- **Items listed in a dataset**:
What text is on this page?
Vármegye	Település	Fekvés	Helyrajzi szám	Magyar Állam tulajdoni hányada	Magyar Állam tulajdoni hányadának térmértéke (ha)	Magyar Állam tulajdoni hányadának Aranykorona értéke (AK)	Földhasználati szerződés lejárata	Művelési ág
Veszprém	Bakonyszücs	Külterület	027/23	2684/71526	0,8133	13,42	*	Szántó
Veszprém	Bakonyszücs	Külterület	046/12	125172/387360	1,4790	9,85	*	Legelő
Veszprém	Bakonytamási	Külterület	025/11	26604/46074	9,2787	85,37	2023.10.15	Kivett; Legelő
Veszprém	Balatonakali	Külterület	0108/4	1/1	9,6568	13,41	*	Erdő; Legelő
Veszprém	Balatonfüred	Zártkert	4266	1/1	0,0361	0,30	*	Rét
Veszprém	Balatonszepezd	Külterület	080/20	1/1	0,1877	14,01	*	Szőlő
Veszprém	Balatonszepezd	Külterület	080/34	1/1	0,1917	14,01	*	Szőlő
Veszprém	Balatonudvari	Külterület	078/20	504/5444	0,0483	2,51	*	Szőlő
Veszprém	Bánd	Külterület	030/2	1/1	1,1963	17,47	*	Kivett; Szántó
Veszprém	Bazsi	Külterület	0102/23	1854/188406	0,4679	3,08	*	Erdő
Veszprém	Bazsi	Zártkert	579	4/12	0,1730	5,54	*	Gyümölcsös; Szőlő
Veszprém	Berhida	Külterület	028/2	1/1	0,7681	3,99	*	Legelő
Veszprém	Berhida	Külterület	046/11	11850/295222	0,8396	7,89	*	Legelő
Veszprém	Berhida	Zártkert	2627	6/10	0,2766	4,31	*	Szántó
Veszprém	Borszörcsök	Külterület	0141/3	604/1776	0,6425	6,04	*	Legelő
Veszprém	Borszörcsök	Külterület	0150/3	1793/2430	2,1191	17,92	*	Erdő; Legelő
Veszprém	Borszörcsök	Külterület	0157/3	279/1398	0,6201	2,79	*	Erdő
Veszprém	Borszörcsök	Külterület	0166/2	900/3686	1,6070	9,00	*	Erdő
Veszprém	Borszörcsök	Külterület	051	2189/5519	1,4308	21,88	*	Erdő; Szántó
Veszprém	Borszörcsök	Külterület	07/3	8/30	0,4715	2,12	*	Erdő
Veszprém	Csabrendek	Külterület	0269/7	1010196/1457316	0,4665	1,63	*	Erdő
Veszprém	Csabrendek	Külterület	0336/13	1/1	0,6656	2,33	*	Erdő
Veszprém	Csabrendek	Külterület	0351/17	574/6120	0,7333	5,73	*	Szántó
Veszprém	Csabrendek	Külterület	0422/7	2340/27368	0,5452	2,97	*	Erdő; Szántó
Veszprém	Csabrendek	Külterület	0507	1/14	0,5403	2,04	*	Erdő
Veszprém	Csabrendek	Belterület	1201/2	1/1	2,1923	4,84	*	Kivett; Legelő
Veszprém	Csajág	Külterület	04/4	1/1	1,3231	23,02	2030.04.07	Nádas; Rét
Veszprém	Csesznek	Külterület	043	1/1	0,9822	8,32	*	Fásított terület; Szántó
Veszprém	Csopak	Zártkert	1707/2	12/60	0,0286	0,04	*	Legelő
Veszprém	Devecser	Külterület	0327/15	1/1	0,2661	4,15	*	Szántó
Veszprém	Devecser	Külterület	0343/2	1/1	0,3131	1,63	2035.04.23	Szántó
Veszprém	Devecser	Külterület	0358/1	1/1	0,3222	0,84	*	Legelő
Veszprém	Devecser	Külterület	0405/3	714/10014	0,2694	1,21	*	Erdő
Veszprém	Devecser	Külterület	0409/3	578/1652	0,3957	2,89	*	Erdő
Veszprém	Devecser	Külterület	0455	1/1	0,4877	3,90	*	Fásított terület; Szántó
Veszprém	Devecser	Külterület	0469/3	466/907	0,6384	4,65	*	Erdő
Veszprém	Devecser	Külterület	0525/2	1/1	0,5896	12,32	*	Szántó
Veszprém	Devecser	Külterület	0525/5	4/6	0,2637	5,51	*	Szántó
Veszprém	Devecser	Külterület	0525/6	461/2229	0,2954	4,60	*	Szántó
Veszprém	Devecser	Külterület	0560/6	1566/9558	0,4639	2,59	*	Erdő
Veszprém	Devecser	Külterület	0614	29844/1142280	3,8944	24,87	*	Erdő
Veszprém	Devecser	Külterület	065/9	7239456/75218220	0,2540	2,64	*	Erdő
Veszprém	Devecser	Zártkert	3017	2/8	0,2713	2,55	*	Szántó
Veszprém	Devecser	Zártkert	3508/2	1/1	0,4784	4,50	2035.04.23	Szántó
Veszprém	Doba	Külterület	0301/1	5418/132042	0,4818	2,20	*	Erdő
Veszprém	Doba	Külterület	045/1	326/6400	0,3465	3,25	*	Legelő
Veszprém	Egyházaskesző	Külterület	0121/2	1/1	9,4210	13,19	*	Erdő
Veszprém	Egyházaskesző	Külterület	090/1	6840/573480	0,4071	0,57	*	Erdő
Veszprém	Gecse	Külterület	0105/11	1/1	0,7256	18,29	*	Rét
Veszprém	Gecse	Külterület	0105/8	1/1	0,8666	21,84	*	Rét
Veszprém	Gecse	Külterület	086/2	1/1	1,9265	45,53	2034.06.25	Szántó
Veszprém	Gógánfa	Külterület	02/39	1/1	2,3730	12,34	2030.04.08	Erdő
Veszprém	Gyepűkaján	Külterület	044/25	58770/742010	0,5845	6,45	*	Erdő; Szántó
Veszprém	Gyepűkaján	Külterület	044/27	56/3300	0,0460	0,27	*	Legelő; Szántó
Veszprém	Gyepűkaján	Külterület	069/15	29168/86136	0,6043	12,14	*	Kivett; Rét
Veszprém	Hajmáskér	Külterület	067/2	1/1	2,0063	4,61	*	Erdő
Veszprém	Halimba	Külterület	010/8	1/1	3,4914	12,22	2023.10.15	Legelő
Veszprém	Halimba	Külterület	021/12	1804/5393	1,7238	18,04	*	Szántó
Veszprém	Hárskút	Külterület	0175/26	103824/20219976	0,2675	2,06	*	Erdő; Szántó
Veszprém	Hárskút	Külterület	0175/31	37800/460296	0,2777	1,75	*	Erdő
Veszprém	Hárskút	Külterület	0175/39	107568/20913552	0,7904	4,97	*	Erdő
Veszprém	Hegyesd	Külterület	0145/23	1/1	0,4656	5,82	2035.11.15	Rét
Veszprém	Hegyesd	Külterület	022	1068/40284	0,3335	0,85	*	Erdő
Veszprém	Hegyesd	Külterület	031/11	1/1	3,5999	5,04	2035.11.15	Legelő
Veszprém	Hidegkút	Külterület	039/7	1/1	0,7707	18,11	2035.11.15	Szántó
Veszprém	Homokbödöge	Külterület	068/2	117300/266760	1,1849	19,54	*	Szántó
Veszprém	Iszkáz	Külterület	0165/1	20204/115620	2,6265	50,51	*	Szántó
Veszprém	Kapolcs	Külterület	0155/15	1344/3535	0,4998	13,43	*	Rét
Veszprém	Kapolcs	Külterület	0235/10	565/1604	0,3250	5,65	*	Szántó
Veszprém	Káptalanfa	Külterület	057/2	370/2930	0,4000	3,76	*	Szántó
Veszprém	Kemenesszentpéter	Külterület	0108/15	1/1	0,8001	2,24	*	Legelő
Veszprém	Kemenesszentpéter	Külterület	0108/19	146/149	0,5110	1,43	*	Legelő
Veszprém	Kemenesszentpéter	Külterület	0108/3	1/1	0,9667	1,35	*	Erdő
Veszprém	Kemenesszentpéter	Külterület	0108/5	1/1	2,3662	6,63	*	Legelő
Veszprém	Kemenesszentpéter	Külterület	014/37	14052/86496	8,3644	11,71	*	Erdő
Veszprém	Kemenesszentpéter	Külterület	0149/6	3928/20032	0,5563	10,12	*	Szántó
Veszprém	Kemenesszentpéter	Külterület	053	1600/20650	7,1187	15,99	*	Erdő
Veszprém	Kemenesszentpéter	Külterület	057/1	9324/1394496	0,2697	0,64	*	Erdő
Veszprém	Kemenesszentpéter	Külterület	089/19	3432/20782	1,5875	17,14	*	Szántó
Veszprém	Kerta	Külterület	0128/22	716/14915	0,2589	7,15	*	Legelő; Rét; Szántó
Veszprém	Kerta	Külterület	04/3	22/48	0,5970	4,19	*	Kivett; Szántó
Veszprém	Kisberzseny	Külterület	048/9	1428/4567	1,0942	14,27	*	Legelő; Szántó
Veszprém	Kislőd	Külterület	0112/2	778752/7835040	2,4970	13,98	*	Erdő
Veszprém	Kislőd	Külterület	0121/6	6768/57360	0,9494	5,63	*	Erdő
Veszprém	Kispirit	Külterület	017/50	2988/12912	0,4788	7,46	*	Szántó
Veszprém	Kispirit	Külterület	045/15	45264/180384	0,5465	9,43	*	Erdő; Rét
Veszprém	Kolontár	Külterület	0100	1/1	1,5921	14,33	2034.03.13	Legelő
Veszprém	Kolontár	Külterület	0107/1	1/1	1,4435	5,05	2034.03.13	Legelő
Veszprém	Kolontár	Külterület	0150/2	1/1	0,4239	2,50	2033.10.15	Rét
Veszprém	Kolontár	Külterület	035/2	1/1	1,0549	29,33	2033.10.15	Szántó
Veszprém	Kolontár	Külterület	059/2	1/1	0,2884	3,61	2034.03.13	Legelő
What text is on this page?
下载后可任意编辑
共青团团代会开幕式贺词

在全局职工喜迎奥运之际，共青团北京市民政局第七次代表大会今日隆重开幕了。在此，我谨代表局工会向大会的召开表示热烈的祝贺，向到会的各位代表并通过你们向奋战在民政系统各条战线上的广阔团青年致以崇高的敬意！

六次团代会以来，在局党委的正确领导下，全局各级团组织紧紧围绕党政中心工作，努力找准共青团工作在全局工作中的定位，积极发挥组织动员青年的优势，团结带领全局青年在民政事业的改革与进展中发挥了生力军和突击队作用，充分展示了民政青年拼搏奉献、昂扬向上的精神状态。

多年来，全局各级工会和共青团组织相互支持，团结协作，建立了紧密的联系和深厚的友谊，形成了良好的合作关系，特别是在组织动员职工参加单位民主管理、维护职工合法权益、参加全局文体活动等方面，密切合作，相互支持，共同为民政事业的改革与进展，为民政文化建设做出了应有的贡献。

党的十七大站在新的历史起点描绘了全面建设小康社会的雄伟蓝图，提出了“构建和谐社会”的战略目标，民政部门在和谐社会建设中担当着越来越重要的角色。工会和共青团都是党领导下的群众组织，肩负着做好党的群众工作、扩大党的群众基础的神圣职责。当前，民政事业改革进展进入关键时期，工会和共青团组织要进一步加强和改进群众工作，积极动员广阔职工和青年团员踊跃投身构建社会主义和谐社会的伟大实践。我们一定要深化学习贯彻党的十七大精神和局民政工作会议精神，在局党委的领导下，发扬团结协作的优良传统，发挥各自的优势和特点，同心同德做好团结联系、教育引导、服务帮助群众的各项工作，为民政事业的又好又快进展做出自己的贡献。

- **What is required**:
Which lines hold the word "Berhida"? Show each one.

- **Worked solution**:
Veszprém	Berhida	Külterület	028/2	1/1	0,7681	3,99	*	Legelő
Veszprém	Berhida	Külterület	046/11	11850/295222	0,8396	7,89	*	Legelő
Veszprém	Berhida	Zártkert	2627	6/10	0,2766	4,31	*	Szántó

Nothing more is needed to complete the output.